§ EXERCISE DESCRIPTION
For every line in the records that has the word "ylabel", make a copy.

#### SUPPLIED INFORMATION ####

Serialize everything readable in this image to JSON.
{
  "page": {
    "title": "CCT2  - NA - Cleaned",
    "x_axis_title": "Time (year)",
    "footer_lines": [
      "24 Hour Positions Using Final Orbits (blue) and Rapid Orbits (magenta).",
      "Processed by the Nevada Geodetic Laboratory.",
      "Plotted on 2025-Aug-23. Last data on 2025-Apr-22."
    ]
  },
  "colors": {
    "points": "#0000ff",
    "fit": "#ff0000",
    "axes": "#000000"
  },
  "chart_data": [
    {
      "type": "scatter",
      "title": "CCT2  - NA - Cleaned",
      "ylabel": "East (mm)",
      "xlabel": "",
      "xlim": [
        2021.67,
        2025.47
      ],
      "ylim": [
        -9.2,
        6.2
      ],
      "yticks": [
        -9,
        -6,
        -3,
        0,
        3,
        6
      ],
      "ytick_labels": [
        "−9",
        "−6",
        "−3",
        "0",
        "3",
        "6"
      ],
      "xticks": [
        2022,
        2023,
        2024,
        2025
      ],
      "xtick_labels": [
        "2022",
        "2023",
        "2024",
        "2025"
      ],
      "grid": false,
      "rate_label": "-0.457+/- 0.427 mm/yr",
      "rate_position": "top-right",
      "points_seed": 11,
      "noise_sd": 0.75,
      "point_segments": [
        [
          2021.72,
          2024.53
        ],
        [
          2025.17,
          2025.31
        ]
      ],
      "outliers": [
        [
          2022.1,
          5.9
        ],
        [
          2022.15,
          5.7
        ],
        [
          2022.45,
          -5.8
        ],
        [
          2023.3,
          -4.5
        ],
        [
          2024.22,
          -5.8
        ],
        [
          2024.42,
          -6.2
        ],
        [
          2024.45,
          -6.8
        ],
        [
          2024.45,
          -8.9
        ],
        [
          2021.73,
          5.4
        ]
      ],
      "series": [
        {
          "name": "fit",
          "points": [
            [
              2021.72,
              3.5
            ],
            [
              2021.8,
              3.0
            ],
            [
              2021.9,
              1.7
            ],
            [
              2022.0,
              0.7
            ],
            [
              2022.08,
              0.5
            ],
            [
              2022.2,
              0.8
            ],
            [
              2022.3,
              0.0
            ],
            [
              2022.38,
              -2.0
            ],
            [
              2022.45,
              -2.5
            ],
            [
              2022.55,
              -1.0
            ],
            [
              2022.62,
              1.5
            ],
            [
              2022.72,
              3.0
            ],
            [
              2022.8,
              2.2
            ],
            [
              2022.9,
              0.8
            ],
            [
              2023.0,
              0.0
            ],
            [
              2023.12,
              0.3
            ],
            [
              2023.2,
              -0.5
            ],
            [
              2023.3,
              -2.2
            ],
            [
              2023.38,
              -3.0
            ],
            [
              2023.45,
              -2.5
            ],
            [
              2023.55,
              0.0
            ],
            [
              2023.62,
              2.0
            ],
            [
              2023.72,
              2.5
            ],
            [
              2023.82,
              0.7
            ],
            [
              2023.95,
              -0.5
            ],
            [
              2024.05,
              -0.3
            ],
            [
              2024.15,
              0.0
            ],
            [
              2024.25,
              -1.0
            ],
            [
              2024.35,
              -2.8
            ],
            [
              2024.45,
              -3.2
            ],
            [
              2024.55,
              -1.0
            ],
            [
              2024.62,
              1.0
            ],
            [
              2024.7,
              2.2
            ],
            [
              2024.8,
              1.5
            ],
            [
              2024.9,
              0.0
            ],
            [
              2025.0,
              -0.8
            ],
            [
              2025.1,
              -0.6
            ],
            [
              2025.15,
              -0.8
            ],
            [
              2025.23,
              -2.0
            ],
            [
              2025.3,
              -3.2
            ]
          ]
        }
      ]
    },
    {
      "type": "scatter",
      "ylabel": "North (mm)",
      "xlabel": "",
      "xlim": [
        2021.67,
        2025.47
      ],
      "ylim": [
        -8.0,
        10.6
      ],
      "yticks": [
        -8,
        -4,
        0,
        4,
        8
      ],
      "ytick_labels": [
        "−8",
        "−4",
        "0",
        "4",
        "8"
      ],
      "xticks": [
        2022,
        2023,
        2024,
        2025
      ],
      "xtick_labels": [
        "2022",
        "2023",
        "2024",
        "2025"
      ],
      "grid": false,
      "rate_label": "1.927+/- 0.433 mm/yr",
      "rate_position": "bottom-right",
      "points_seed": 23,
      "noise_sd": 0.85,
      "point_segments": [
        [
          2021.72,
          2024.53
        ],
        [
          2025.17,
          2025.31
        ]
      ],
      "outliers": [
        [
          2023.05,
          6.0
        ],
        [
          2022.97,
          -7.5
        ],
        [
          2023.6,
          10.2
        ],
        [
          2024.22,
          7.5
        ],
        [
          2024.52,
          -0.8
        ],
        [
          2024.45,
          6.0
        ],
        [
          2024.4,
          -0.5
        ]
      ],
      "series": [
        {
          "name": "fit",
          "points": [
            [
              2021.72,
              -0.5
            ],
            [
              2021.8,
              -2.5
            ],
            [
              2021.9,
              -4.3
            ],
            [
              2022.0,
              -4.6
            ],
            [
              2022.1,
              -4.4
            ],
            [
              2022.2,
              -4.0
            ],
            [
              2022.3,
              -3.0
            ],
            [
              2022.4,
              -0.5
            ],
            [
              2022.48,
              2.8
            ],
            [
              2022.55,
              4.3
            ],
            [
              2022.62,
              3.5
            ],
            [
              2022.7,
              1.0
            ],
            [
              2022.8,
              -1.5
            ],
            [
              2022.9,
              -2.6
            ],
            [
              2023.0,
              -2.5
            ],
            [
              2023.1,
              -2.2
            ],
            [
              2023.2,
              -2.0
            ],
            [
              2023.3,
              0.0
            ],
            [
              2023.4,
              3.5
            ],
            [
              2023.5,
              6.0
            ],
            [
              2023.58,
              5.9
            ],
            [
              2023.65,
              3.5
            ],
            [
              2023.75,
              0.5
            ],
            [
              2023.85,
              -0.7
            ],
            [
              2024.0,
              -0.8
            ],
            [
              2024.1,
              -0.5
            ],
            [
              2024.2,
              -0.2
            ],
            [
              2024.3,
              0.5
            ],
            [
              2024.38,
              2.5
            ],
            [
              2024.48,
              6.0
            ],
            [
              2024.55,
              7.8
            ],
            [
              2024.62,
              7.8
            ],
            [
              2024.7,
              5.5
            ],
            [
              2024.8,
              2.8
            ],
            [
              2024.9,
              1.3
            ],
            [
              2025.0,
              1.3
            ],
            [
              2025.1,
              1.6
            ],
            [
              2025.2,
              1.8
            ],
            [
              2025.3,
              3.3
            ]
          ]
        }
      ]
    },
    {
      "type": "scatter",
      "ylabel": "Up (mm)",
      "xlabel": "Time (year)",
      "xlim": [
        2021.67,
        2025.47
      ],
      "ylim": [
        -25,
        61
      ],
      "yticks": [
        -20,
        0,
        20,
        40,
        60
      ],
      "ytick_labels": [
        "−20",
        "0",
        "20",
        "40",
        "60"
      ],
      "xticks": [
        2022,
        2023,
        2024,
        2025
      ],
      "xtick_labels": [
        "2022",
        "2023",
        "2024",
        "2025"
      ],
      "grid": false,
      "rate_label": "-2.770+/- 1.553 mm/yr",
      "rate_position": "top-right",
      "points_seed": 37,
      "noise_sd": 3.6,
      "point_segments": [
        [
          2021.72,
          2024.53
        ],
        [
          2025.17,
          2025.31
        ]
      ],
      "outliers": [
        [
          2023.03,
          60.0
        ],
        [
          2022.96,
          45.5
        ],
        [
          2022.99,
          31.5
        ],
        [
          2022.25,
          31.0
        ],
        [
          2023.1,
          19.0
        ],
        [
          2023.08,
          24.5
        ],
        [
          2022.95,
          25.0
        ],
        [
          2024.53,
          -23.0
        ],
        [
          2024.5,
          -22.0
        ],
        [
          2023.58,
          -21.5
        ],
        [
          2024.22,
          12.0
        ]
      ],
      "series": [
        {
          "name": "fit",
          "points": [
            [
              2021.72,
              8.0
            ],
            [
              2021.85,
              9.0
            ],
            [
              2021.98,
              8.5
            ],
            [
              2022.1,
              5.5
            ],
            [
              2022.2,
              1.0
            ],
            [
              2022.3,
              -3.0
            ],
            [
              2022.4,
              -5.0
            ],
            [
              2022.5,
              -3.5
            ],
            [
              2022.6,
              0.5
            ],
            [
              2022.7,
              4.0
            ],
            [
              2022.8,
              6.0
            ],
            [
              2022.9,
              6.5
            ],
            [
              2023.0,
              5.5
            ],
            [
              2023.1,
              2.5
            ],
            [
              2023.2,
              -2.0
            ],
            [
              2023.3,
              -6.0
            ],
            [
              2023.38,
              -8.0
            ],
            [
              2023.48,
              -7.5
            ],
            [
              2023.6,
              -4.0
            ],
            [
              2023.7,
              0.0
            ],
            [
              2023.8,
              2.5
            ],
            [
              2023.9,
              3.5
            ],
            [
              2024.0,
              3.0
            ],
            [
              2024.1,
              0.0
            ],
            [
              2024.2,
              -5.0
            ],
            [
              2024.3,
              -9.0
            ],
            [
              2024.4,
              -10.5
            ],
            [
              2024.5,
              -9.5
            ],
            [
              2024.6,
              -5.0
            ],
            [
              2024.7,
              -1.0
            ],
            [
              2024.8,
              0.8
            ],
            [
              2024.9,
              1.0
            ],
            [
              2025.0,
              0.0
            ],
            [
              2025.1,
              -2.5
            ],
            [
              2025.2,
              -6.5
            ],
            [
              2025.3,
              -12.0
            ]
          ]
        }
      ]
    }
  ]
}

####

§ SOLUTION BELOW
      "ylabel": "East (mm)",
      "ylabel": "North (mm)",
      "ylabel": "Up (mm)",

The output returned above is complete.